Instruction: Word for word, print each line of the listing below; pictures stay out.

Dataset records
::::::::::

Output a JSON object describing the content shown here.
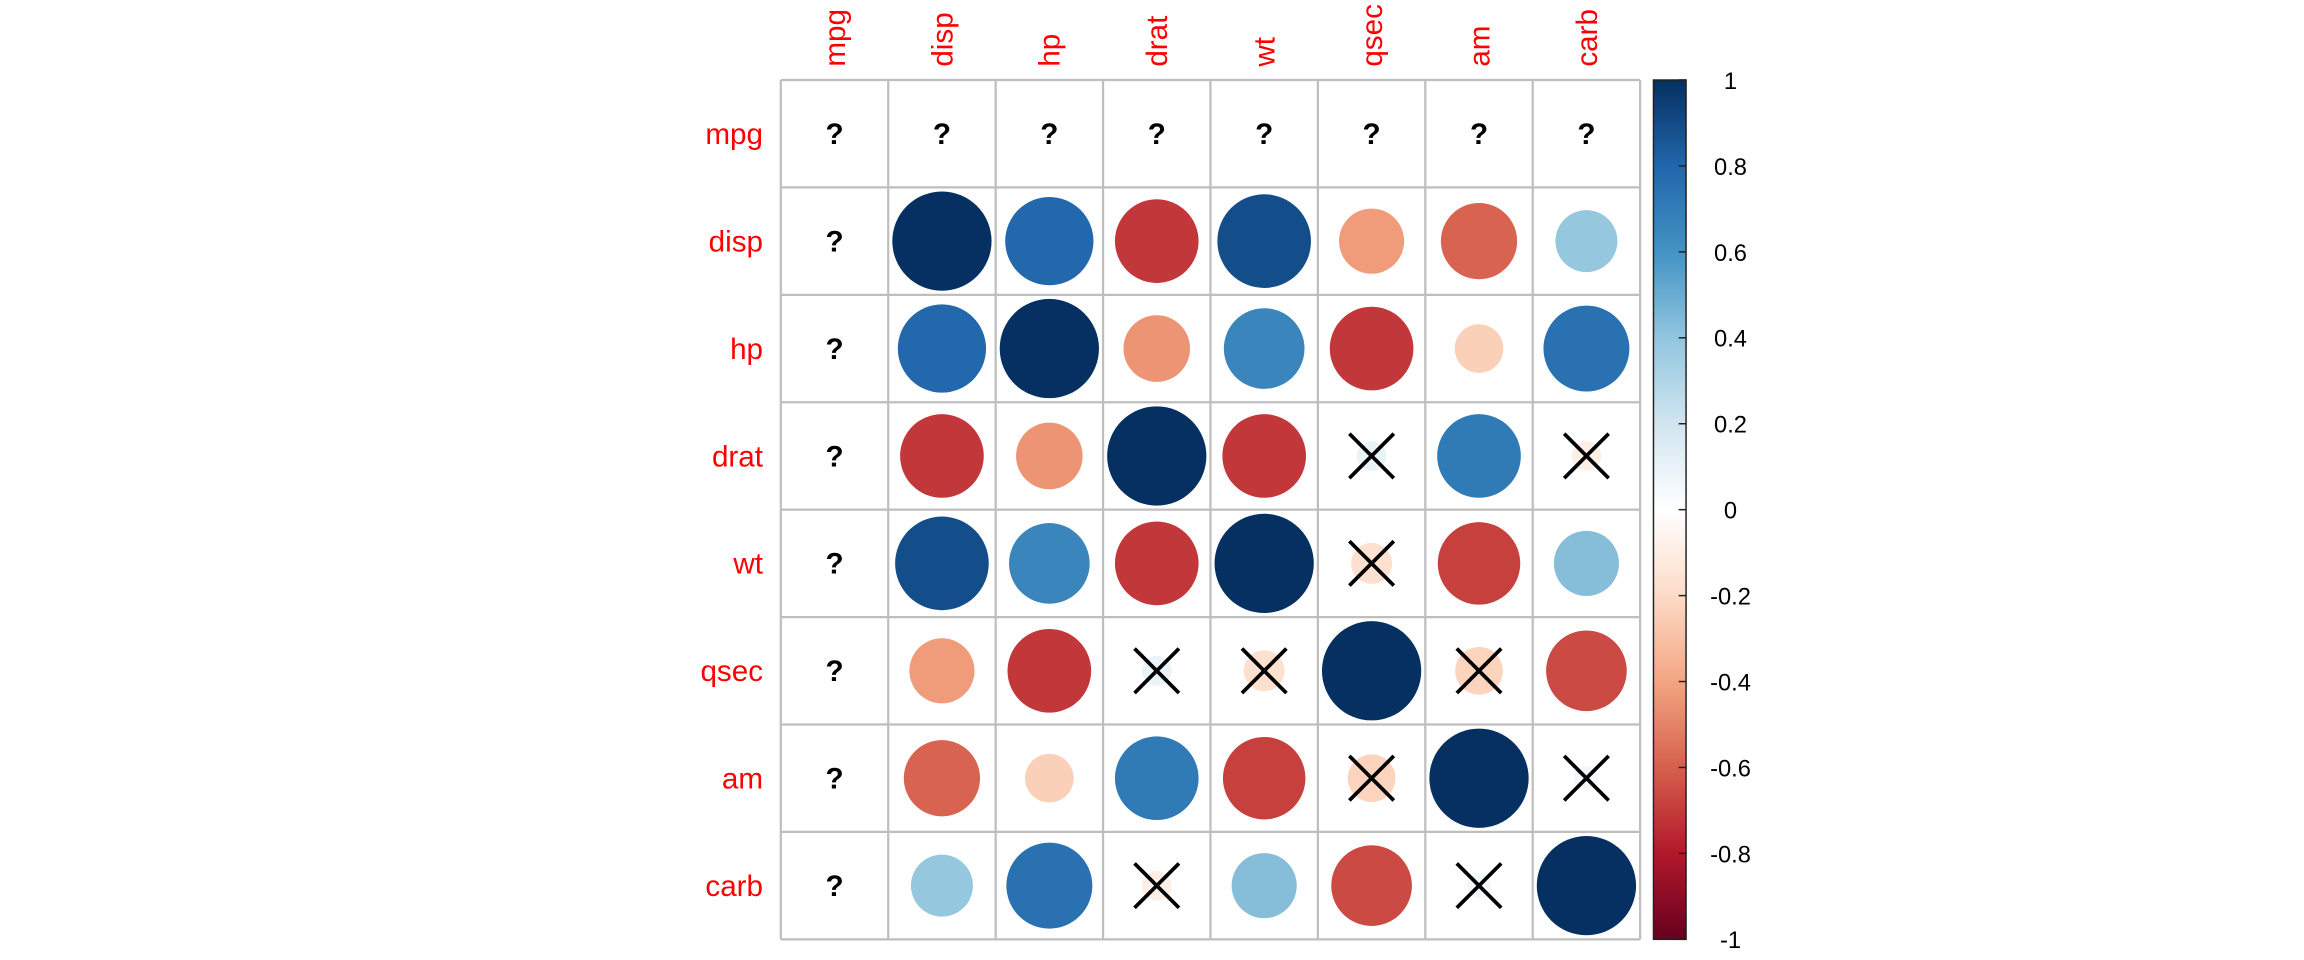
{
  "chart_data": {
    "type": "heatmap",
    "variables": [
      "mpg",
      "disp",
      "hp",
      "drat",
      "wt",
      "qsec",
      "am",
      "carb"
    ],
    "row_labels": [
      "mpg",
      "disp",
      "hp",
      "drat",
      "wt",
      "qsec",
      "am",
      "carb"
    ],
    "col_labels": [
      "mpg",
      "disp",
      "hp",
      "drat",
      "wt",
      "qsec",
      "am",
      "carb"
    ],
    "missing_symbol": "?",
    "insignificant_symbol": "×",
    "matrix": [
      [
        null,
        null,
        null,
        null,
        null,
        null,
        null,
        null
      ],
      [
        null,
        1.0,
        0.79,
        -0.71,
        0.89,
        -0.43,
        -0.59,
        0.39
      ],
      [
        null,
        0.79,
        1.0,
        -0.45,
        0.66,
        -0.71,
        -0.24,
        0.75
      ],
      [
        null,
        -0.71,
        -0.45,
        1.0,
        -0.71,
        0.09,
        0.71,
        -0.09
      ],
      [
        null,
        0.89,
        0.66,
        -0.71,
        1.0,
        -0.17,
        -0.69,
        0.43
      ],
      [
        null,
        -0.43,
        -0.71,
        0.09,
        -0.17,
        1.0,
        -0.23,
        -0.66
      ],
      [
        null,
        -0.59,
        -0.24,
        0.71,
        -0.69,
        -0.23,
        1.0,
        0.06
      ],
      [
        null,
        0.39,
        0.75,
        -0.09,
        0.43,
        -0.66,
        0.06,
        1.0
      ]
    ],
    "insignificant": [
      [
        false,
        false,
        false,
        false,
        false,
        false,
        false,
        false
      ],
      [
        false,
        false,
        false,
        false,
        false,
        false,
        false,
        false
      ],
      [
        false,
        false,
        false,
        false,
        false,
        false,
        false,
        false
      ],
      [
        false,
        false,
        false,
        false,
        false,
        true,
        false,
        true
      ],
      [
        false,
        false,
        false,
        false,
        false,
        true,
        false,
        false
      ],
      [
        false,
        false,
        false,
        true,
        true,
        false,
        true,
        false
      ],
      [
        false,
        false,
        false,
        false,
        false,
        true,
        false,
        true
      ],
      [
        false,
        false,
        false,
        true,
        false,
        false,
        true,
        false
      ]
    ],
    "colorbar": {
      "range": [
        -1,
        1
      ],
      "ticks": [
        "1",
        "0.8",
        "0.6",
        "0.4",
        "0.2",
        "0",
        "-0.2",
        "-0.4",
        "-0.6",
        "-0.8",
        "-1"
      ],
      "colors": [
        "#67001F",
        "#B2182B",
        "#D6604D",
        "#F4A582",
        "#FDDBC7",
        "#FFFFFF",
        "#D1E5F0",
        "#92C5DE",
        "#4393C3",
        "#2166AC",
        "#053061"
      ]
    },
    "label_color": "#FF0000",
    "grid_color": "#BEBEBE",
    "legend_position": "right"
  }
}
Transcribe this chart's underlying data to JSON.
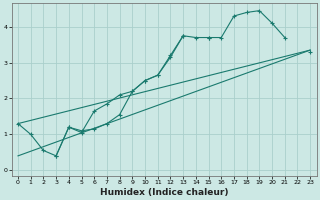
{
  "xlabel": "Humidex (Indice chaleur)",
  "background_color": "#cce8e4",
  "line_color": "#1a7a6e",
  "grid_color": "#aacfcc",
  "x_values": [
    0,
    1,
    2,
    3,
    4,
    5,
    6,
    7,
    8,
    9,
    10,
    11,
    12,
    13,
    14,
    15,
    16,
    17,
    18,
    19,
    20,
    21,
    22,
    23
  ],
  "line1_y": [
    1.3,
    1.0,
    0.55,
    0.4,
    1.2,
    1.1,
    1.15,
    1.3,
    1.55,
    2.2,
    2.5,
    2.65,
    3.2,
    3.75,
    null,
    3.7,
    3.7,
    4.3,
    4.4,
    4.45,
    4.1,
    3.7,
    null,
    3.3
  ],
  "line2_y": [
    null,
    null,
    null,
    0.4,
    1.2,
    1.05,
    1.65,
    1.85,
    2.1,
    2.2,
    2.5,
    2.65,
    3.15,
    3.75,
    3.7,
    3.7,
    null,
    null,
    null,
    null,
    null,
    null,
    null,
    null
  ],
  "line3_x": [
    0,
    23
  ],
  "line3_y": [
    1.3,
    3.35
  ],
  "line4_x": [
    0,
    23
  ],
  "line4_y": [
    0.4,
    3.35
  ],
  "ylim": [
    -0.15,
    4.65
  ],
  "xlim": [
    -0.5,
    23.5
  ],
  "yticks": [
    0,
    1,
    2,
    3,
    4
  ],
  "xticks": [
    0,
    1,
    2,
    3,
    4,
    5,
    6,
    7,
    8,
    9,
    10,
    11,
    12,
    13,
    14,
    15,
    16,
    17,
    18,
    19,
    20,
    21,
    22,
    23
  ]
}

::::::::::

Task answer:
Output a JSON object describing the content shown here.
{
  "chart_data": {
    "type": "heatmap",
    "variables": [
      "mpg",
      "disp",
      "hp",
      "drat",
      "wt",
      "qsec",
      "am",
      "carb"
    ],
    "row_labels": [
      "mpg",
      "disp",
      "hp",
      "drat",
      "wt",
      "qsec",
      "am",
      "carb"
    ],
    "col_labels": [
      "mpg",
      "disp",
      "hp",
      "drat",
      "wt",
      "qsec",
      "am",
      "carb"
    ],
    "missing_symbol": "?",
    "insignificant_symbol": "×",
    "matrix": [
      [
        null,
        null,
        null,
        null,
        null,
        null,
        null,
        null
      ],
      [
        null,
        1.0,
        0.79,
        -0.71,
        0.89,
        -0.43,
        -0.59,
        0.39
      ],
      [
        null,
        0.79,
        1.0,
        -0.45,
        0.66,
        -0.71,
        -0.24,
        0.75
      ],
      [
        null,
        -0.71,
        -0.45,
        1.0,
        -0.71,
        0.09,
        0.71,
        -0.09
      ],
      [
        null,
        0.89,
        0.66,
        -0.71,
        1.0,
        -0.17,
        -0.69,
        0.43
      ],
      [
        null,
        -0.43,
        -0.71,
        0.09,
        -0.17,
        1.0,
        -0.23,
        -0.66
      ],
      [
        null,
        -0.59,
        -0.24,
        0.71,
        -0.69,
        -0.23,
        1.0,
        0.06
      ],
      [
        null,
        0.39,
        0.75,
        -0.09,
        0.43,
        -0.66,
        0.06,
        1.0
      ]
    ],
    "insignificant": [
      [
        false,
        false,
        false,
        false,
        false,
        false,
        false,
        false
      ],
      [
        false,
        false,
        false,
        false,
        false,
        false,
        false,
        false
      ],
      [
        false,
        false,
        false,
        false,
        false,
        false,
        false,
        false
      ],
      [
        false,
        false,
        false,
        false,
        false,
        true,
        false,
        true
      ],
      [
        false,
        false,
        false,
        false,
        false,
        true,
        false,
        false
      ],
      [
        false,
        false,
        false,
        true,
        true,
        false,
        true,
        false
      ],
      [
        false,
        false,
        false,
        false,
        false,
        true,
        false,
        true
      ],
      [
        false,
        false,
        false,
        true,
        false,
        false,
        true,
        false
      ]
    ],
    "colorbar": {
      "range": [
        -1,
        1
      ],
      "ticks": [
        "1",
        "0.8",
        "0.6",
        "0.4",
        "0.2",
        "0",
        "-0.2",
        "-0.4",
        "-0.6",
        "-0.8",
        "-1"
      ],
      "colors": [
        "#67001F",
        "#B2182B",
        "#D6604D",
        "#F4A582",
        "#FDDBC7",
        "#FFFFFF",
        "#D1E5F0",
        "#92C5DE",
        "#4393C3",
        "#2166AC",
        "#053061"
      ]
    },
    "label_color": "#FF0000",
    "grid_color": "#BEBEBE",
    "legend_position": "right"
  }
}
Transcribe this chart's underlying data to JSON.
{
  "xlabel": "Humidex (Indice chaleur)",
  "background_color": "#cce8e4",
  "line_color": "#1a7a6e",
  "grid_color": "#aacfcc",
  "x_values": [
    0,
    1,
    2,
    3,
    4,
    5,
    6,
    7,
    8,
    9,
    10,
    11,
    12,
    13,
    14,
    15,
    16,
    17,
    18,
    19,
    20,
    21,
    22,
    23
  ],
  "line1_y": [
    1.3,
    1.0,
    0.55,
    0.4,
    1.2,
    1.1,
    1.15,
    1.3,
    1.55,
    2.2,
    2.5,
    2.65,
    3.2,
    3.75,
    null,
    3.7,
    3.7,
    4.3,
    4.4,
    4.45,
    4.1,
    3.7,
    null,
    3.3
  ],
  "line2_y": [
    null,
    null,
    null,
    0.4,
    1.2,
    1.05,
    1.65,
    1.85,
    2.1,
    2.2,
    2.5,
    2.65,
    3.15,
    3.75,
    3.7,
    3.7,
    null,
    null,
    null,
    null,
    null,
    null,
    null,
    null
  ],
  "line3_x": [
    0,
    23
  ],
  "line3_y": [
    1.3,
    3.35
  ],
  "line4_x": [
    0,
    23
  ],
  "line4_y": [
    0.4,
    3.35
  ],
  "ylim": [
    -0.15,
    4.65
  ],
  "xlim": [
    -0.5,
    23.5
  ],
  "yticks": [
    0,
    1,
    2,
    3,
    4
  ],
  "xticks": [
    0,
    1,
    2,
    3,
    4,
    5,
    6,
    7,
    8,
    9,
    10,
    11,
    12,
    13,
    14,
    15,
    16,
    17,
    18,
    19,
    20,
    21,
    22,
    23
  ]
}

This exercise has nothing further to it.